» JOB
Write out all the material exactly. Leave nothing out.

» ENTRIES SHOWN
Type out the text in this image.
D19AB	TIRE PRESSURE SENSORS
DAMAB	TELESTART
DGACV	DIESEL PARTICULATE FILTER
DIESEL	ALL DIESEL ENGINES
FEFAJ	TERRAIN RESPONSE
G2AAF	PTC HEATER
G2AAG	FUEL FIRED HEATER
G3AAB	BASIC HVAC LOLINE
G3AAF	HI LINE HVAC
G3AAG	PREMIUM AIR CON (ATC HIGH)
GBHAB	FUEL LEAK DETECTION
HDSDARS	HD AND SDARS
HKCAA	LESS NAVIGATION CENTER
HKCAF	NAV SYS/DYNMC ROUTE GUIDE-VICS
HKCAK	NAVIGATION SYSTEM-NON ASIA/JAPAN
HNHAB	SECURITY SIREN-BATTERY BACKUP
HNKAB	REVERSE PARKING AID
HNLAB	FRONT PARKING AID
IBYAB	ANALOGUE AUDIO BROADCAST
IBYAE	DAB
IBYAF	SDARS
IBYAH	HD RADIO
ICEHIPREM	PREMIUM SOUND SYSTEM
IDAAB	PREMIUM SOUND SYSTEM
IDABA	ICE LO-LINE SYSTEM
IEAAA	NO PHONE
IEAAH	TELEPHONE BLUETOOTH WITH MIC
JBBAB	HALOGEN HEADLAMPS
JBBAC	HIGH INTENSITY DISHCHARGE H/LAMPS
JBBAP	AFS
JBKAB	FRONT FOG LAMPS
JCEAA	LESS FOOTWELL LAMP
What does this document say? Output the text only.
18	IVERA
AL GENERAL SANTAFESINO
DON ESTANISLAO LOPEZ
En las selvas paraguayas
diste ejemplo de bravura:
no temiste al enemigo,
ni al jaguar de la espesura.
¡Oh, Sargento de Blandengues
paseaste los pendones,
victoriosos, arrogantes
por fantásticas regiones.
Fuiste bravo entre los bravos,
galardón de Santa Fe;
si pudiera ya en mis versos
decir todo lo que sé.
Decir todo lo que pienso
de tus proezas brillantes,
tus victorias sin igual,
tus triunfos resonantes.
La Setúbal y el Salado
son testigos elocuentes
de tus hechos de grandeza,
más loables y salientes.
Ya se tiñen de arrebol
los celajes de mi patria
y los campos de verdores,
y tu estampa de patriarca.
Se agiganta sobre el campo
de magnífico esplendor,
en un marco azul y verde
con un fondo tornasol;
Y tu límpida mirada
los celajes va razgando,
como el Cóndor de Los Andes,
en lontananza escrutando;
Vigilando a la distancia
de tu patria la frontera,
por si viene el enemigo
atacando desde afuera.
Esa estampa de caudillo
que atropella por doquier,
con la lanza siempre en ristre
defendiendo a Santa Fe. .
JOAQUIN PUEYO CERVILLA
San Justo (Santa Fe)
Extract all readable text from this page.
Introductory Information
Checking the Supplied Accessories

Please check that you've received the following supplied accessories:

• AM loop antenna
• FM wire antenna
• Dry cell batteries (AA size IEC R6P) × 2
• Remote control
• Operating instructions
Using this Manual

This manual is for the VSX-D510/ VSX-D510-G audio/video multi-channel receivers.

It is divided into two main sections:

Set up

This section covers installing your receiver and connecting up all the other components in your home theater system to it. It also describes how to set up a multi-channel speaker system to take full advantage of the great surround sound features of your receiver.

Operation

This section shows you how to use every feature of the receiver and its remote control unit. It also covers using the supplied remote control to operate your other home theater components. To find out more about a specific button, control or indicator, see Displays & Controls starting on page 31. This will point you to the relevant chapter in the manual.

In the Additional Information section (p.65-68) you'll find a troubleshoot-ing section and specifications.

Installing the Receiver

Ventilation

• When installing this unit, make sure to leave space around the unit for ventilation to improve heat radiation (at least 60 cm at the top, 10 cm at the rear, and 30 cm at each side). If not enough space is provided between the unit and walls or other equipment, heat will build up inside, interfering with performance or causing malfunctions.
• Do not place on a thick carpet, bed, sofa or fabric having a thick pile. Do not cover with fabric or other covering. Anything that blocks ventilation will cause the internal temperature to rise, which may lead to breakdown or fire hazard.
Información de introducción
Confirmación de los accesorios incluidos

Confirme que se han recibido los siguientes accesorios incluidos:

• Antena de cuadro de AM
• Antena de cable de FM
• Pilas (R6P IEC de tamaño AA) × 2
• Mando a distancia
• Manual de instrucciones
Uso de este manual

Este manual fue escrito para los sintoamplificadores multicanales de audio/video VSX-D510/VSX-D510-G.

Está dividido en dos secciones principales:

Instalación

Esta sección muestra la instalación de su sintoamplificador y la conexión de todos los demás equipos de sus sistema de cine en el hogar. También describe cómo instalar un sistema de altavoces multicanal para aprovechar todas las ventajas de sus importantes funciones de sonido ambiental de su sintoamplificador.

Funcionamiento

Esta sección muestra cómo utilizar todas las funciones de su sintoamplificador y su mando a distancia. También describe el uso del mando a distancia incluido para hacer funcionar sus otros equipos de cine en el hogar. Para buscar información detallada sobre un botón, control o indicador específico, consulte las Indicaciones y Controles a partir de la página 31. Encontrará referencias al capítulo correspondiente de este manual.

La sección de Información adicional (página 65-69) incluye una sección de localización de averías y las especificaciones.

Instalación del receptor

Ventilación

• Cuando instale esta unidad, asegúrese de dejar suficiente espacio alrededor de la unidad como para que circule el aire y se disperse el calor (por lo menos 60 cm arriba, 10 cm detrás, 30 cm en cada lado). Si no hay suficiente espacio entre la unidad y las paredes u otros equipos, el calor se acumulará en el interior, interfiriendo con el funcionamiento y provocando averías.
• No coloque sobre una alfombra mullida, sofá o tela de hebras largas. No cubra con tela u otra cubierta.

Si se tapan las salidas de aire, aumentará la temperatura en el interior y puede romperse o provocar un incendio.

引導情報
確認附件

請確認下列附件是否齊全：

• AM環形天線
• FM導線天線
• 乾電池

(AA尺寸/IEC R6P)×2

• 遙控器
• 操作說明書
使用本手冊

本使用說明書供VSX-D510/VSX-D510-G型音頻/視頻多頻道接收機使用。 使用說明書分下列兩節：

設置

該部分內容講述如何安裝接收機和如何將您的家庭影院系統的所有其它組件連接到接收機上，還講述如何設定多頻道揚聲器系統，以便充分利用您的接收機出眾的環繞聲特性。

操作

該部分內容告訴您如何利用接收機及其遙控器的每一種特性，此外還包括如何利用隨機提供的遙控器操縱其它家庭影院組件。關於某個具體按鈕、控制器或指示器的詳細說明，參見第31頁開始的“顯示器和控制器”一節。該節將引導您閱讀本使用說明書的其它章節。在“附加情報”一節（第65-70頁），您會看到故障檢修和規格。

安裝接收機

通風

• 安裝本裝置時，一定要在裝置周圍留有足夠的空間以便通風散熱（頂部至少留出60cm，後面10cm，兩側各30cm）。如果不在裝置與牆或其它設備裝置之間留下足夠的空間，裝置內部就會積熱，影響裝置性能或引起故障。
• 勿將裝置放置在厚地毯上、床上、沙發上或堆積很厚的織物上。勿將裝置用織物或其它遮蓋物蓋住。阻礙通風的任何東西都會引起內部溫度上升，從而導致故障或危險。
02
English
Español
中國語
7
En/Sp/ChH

» PROBLEM SOLUTION
Type out the text in this image.
D19AB	TIRE PRESSURE SENSORS
DAMAB	TELESTART
DGACV	DIESEL PARTICULATE FILTER
DIESEL	ALL DIESEL ENGINES
FEFAJ	TERRAIN RESPONSE
G2AAF	PTC HEATER
G2AAG	FUEL FIRED HEATER
G3AAB	BASIC HVAC LOLINE
G3AAF	HI LINE HVAC
G3AAG	PREMIUM AIR CON (ATC HIGH)
GBHAB	FUEL LEAK DETECTION
HDSDARS	HD AND SDARS
HKCAA	LESS NAVIGATION CENTER
HKCAF	NAV SYS/DYNMC ROUTE GUIDE-VICS
HKCAK	NAVIGATION SYSTEM-NON ASIA/JAPAN
HNHAB	SECURITY SIREN-BATTERY BACKUP
HNKAB	REVERSE PARKING AID
HNLAB	FRONT PARKING AID
IBYAB	ANALOGUE AUDIO BROADCAST
IBYAE	DAB
IBYAF	SDARS
IBYAH	HD RADIO
ICEHIPREM	PREMIUM SOUND SYSTEM
IDAAB	PREMIUM SOUND SYSTEM
IDABA	ICE LO-LINE SYSTEM
IEAAA	NO PHONE
IEAAH	TELEPHONE BLUETOOTH WITH MIC
JBBAB	HALOGEN HEADLAMPS
JBBAC	HIGH INTENSITY DISHCHARGE H/LAMPS
JBBAP	AFS
JBKAB	FRONT FOG LAMPS
JCEAA	LESS FOOTWELL LAMP
What does this document say? Output the text only.
18	IVERA
AL GENERAL SANTAFESINO
DON ESTANISLAO LOPEZ
En las selvas paraguayas
diste ejemplo de bravura:
no temiste al enemigo,
ni al jaguar de la espesura.
¡Oh, Sargento de Blandengues
paseaste los pendones,
victoriosos, arrogantes
por fantásticas regiones.
Fuiste bravo entre los bravos,
galardón de Santa Fe;
si pudiera ya en mis versos
decir todo lo que sé.
Decir todo lo que pienso
de tus proezas brillantes,
tus victorias sin igual,
tus triunfos resonantes.
La Setúbal y el Salado
son testigos elocuentes
de tus hechos de grandeza,
más loables y salientes.
Ya se tiñen de arrebol
los celajes de mi patria
y los campos de verdores,
y tu estampa de patriarca.
Se agiganta sobre el campo
de magnífico esplendor,
en un marco azul y verde
con un fondo tornasol;
Y tu límpida mirada
los celajes va razgando,
como el Cóndor de Los Andes,
en lontananza escrutando;
Vigilando a la distancia
de tu patria la frontera,
por si viene el enemigo
atacando desde afuera.
Esa estampa de caudillo
que atropella por doquier,
con la lanza siempre en ristre
defendiendo a Santa Fe. .
JOAQUIN PUEYO CERVILLA
San Justo (Santa Fe)
Extract all readable text from this page.
Introductory Information
Checking the Supplied Accessories

Please check that you've received the following supplied accessories:

• AM loop antenna
• FM wire antenna
• Dry cell batteries (AA size IEC R6P) × 2
• Remote control
• Operating instructions
Using this Manual

This manual is for the VSX-D510/ VSX-D510-G audio/video multi-channel receivers.

It is divided into two main sections:

Set up

This section covers installing your receiver and connecting up all the other components in your home theater system to it. It also describes how to set up a multi-channel speaker system to take full advantage of the great surround sound features of your receiver.

Operation

This section shows you how to use every feature of the receiver and its remote control unit. It also covers using the supplied remote control to operate your other home theater components. To find out more about a specific button, control or indicator, see Displays & Controls starting on page 31. This will point you to the relevant chapter in the manual.

In the Additional Information section (p.65-68) you'll find a troubleshoot-ing section and specifications.

Installing the Receiver

Ventilation

• When installing this unit, make sure to leave space around the unit for ventilation to improve heat radiation (at least 60 cm at the top, 10 cm at the rear, and 30 cm at each side). If not enough space is provided between the unit and walls or other equipment, heat will build up inside, interfering with performance or causing malfunctions.
• Do not place on a thick carpet, bed, sofa or fabric having a thick pile. Do not cover with fabric or other covering. Anything that blocks ventilation will cause the internal temperature to rise, which may lead to breakdown or fire hazard.
Información de introducción
Confirmación de los accesorios incluidos

Confirme que se han recibido los siguientes accesorios incluidos:

• Antena de cuadro de AM
• Antena de cable de FM
• Pilas (R6P IEC de tamaño AA) × 2
• Mando a distancia
• Manual de instrucciones
Uso de este manual

Este manual fue escrito para los sintoamplificadores multicanales de audio/video VSX-D510/VSX-D510-G.

Está dividido en dos secciones principales:

Instalación

Esta sección muestra la instalación de su sintoamplificador y la conexión de todos los demás equipos de sus sistema de cine en el hogar. También describe cómo instalar un sistema de altavoces multicanal para aprovechar todas las ventajas de sus importantes funciones de sonido ambiental de su sintoamplificador.

Funcionamiento

Esta sección muestra cómo utilizar todas las funciones de su sintoamplificador y su mando a distancia. También describe el uso del mando a distancia incluido para hacer funcionar sus otros equipos de cine en el hogar. Para buscar información detallada sobre un botón, control o indicador específico, consulte las Indicaciones y Controles a partir de la página 31. Encontrará referencias al capítulo correspondiente de este manual.

La sección de Información adicional (página 65-69) incluye una sección de localización de averías y las especificaciones.

Instalación del receptor

Ventilación

• Cuando instale esta unidad, asegúrese de dejar suficiente espacio alrededor de la unidad como para que circule el aire y se disperse el calor (por lo menos 60 cm arriba, 10 cm detrás, 30 cm en cada lado). Si no hay suficiente espacio entre la unidad y las paredes u otros equipos, el calor se acumulará en el interior, interfiriendo con el funcionamiento y provocando averías.
• No coloque sobre una alfombra mullida, sofá o tela de hebras largas. No cubra con tela u otra cubierta.

Si se tapan las salidas de aire, aumentará la temperatura en el interior y puede romperse o provocar un incendio.

引導情報
確認附件

請確認下列附件是否齊全：

• AM環形天線
• FM導線天線
• 乾電池

(AA尺寸/IEC R6P)×2

• 遙控器
• 操作說明書
使用本手冊

本使用說明書供VSX-D510/VSX-D510-G型音頻/視頻多頻道接收機使用。 使用說明書分下列兩節：

設置

該部分內容講述如何安裝接收機和如何將您的家庭影院系統的所有其它組件連接到接收機上，還講述如何設定多頻道揚聲器系統，以便充分利用您的接收機出眾的環繞聲特性。

操作

該部分內容告訴您如何利用接收機及其遙控器的每一種特性，此外還包括如何利用隨機提供的遙控器操縱其它家庭影院組件。關於某個具體按鈕、控制器或指示器的詳細說明，參見第31頁開始的“顯示器和控制器”一節。該節將引導您閱讀本使用說明書的其它章節。在“附加情報”一節（第65-70頁），您會看到故障檢修和規格。

安裝接收機

通風

• 安裝本裝置時，一定要在裝置周圍留有足夠的空間以便通風散熱（頂部至少留出60cm，後面10cm，兩側各30cm）。如果不在裝置與牆或其它設備裝置之間留下足夠的空間，裝置內部就會積熱，影響裝置性能或引起故障。
• 勿將裝置放置在厚地毯上、床上、沙發上或堆積很厚的織物上。勿將裝置用織物或其它遮蓋物蓋住。阻礙通風的任何東西都會引起內部溫度上升，從而導致故障或危險。
02
English
Español
中國語
7
En/Sp/ChH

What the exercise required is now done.